→ WHAT THIS TASK INVOLVES: Repeat the material below exactly, with no pictures.

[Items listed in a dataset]
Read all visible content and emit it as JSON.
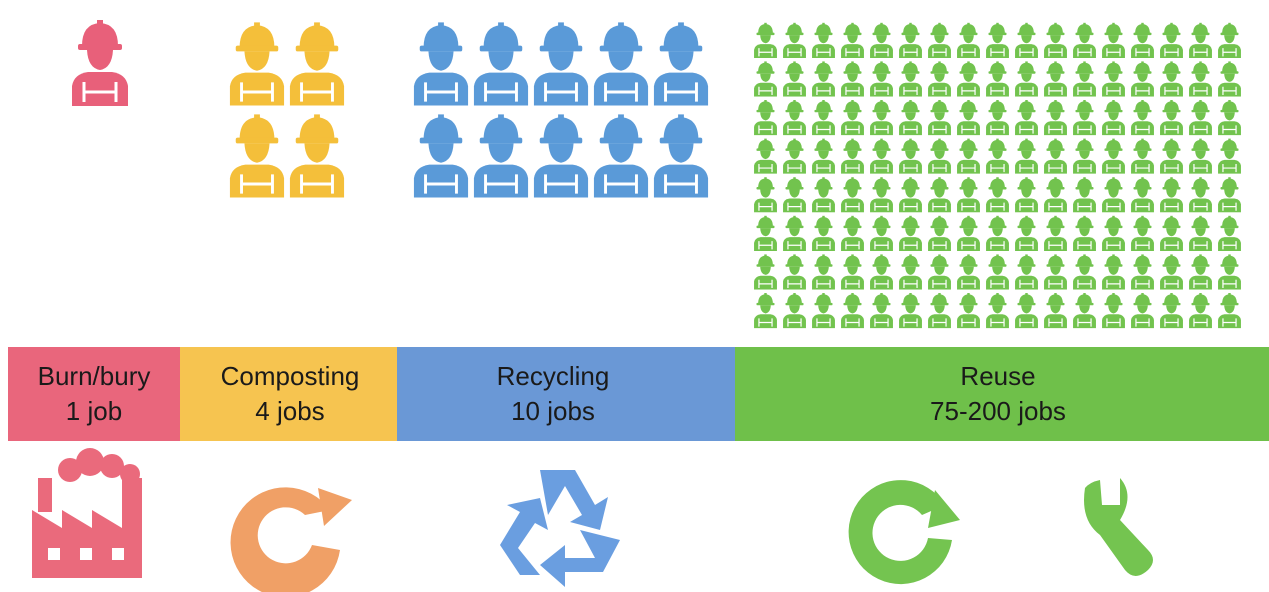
{
  "sections": [
    {
      "label": "Burn/bury",
      "jobs": "1 job"
    },
    {
      "label": "Composting",
      "jobs": "4 jobs"
    },
    {
      "label": "Recycling",
      "jobs": "10 jobs"
    },
    {
      "label": "Reuse",
      "jobs": "75-200 jobs"
    }
  ]
}
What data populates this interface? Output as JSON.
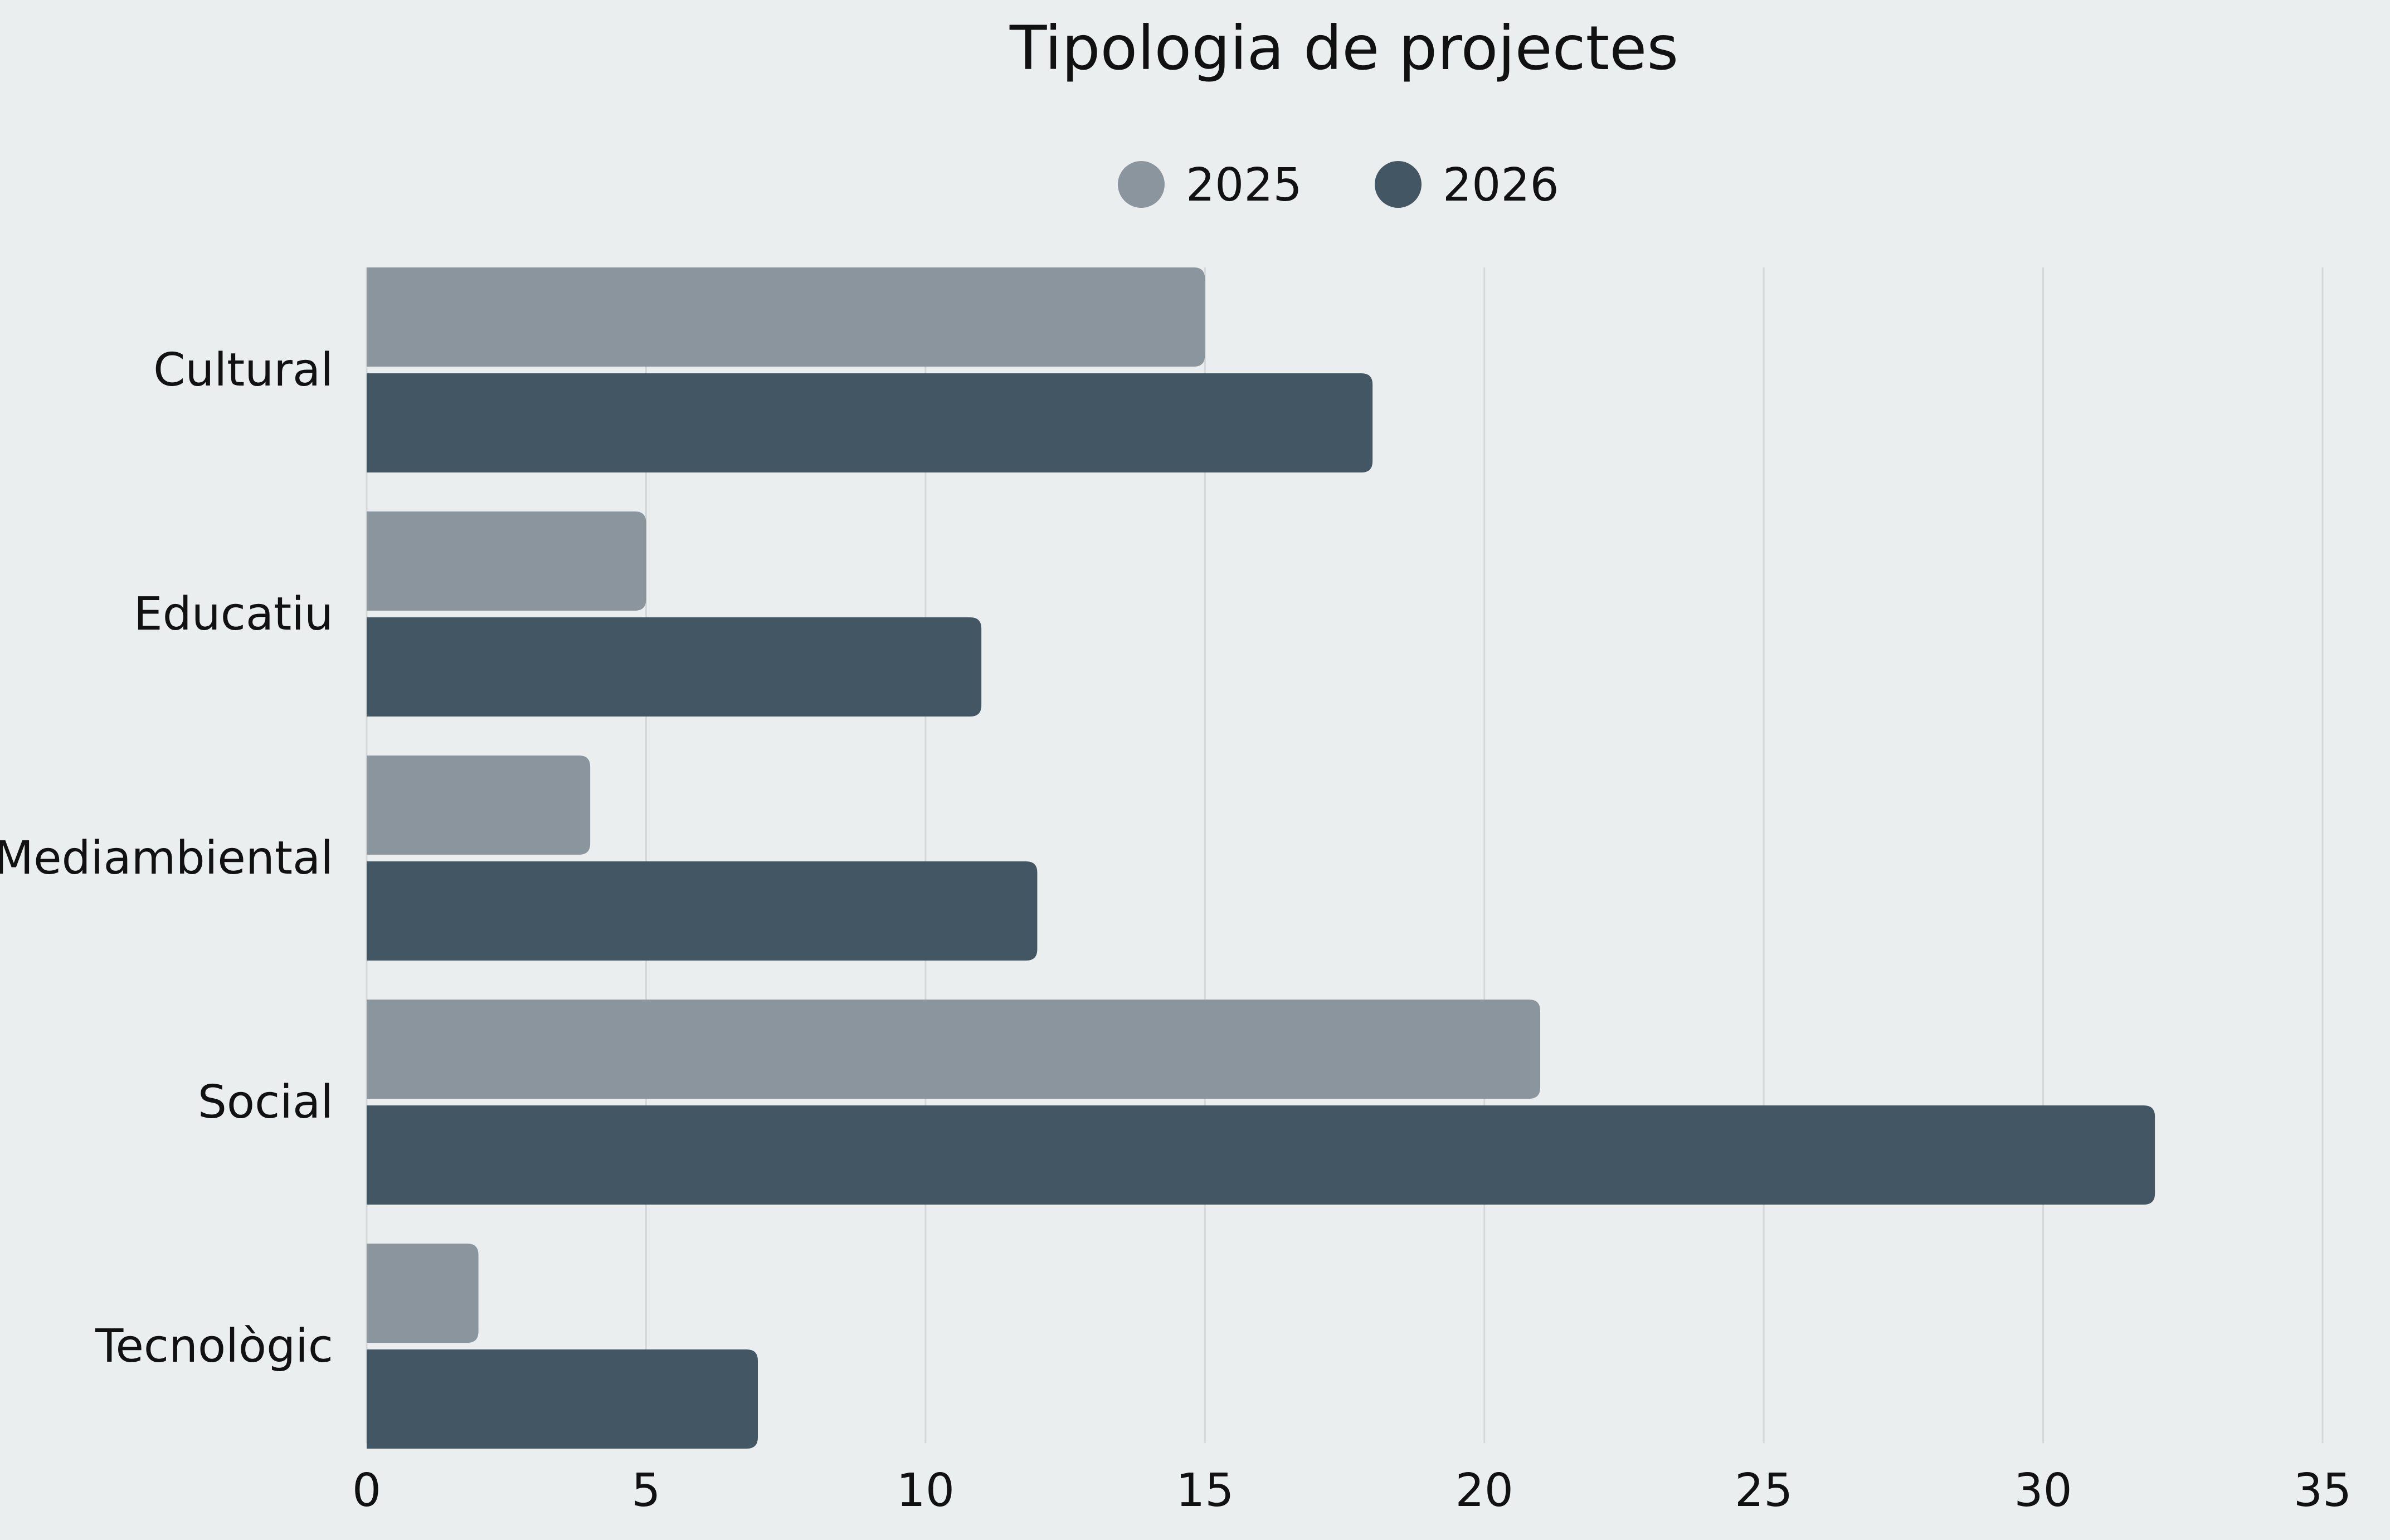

→ SOLUTION FOR THIS TASK:
Read all visible content and emit it as JSON.
{
  "sections": [
    {
      "label": "Burn/bury",
      "jobs": "1 job"
    },
    {
      "label": "Composting",
      "jobs": "4 jobs"
    },
    {
      "label": "Recycling",
      "jobs": "10 jobs"
    },
    {
      "label": "Reuse",
      "jobs": "75-200 jobs"
    }
  ]
}
What data populates this interface? Output as JSON.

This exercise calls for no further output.